### REQUIREMENTS
How many lines in this data contain the string "وأموالهم"? Reply with the number only.

==== DATA SHOWN ====

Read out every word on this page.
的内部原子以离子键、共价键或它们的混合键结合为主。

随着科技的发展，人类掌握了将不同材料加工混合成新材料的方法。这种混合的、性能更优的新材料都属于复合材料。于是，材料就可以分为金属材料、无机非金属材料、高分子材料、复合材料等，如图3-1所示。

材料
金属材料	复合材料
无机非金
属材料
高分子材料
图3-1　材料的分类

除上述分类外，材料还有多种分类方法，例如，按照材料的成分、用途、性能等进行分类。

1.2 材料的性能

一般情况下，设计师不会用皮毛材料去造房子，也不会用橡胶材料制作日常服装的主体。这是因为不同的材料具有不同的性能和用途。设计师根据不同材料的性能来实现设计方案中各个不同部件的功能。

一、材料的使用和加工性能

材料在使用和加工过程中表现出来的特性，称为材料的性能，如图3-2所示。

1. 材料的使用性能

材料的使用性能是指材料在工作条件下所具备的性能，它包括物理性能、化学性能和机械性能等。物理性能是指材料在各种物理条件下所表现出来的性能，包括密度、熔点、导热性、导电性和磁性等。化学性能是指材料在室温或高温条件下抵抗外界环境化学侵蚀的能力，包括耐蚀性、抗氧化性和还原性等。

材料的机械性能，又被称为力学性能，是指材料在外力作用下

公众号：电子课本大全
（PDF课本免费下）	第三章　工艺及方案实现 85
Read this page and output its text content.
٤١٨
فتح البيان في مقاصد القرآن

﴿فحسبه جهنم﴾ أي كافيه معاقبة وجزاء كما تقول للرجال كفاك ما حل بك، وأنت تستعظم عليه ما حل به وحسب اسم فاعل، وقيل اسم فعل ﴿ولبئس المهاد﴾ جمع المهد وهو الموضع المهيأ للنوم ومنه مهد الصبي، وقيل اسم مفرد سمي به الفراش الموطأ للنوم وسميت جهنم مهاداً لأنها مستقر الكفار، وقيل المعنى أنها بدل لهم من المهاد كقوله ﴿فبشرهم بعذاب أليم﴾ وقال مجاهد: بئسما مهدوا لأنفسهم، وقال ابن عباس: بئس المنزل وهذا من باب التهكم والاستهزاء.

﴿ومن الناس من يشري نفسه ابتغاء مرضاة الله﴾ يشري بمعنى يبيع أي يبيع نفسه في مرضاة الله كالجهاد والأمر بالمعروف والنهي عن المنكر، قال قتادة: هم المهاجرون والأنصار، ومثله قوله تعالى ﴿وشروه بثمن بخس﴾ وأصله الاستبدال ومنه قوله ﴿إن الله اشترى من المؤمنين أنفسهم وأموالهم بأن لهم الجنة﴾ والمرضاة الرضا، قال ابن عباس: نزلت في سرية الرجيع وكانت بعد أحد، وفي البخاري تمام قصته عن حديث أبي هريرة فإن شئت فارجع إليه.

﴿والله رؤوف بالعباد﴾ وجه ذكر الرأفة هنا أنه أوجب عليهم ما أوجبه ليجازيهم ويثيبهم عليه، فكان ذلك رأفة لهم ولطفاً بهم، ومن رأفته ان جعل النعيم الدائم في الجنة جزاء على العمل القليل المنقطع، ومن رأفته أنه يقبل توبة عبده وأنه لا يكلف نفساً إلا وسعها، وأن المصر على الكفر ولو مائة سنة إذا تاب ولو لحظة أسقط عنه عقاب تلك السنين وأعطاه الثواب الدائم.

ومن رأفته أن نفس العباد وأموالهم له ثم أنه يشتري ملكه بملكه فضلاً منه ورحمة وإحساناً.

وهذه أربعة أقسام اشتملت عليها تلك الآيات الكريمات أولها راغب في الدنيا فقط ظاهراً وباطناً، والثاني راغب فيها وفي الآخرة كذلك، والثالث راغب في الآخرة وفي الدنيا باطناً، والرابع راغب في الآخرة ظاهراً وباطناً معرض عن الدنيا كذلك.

====

### COMPLETE OUTPUT
2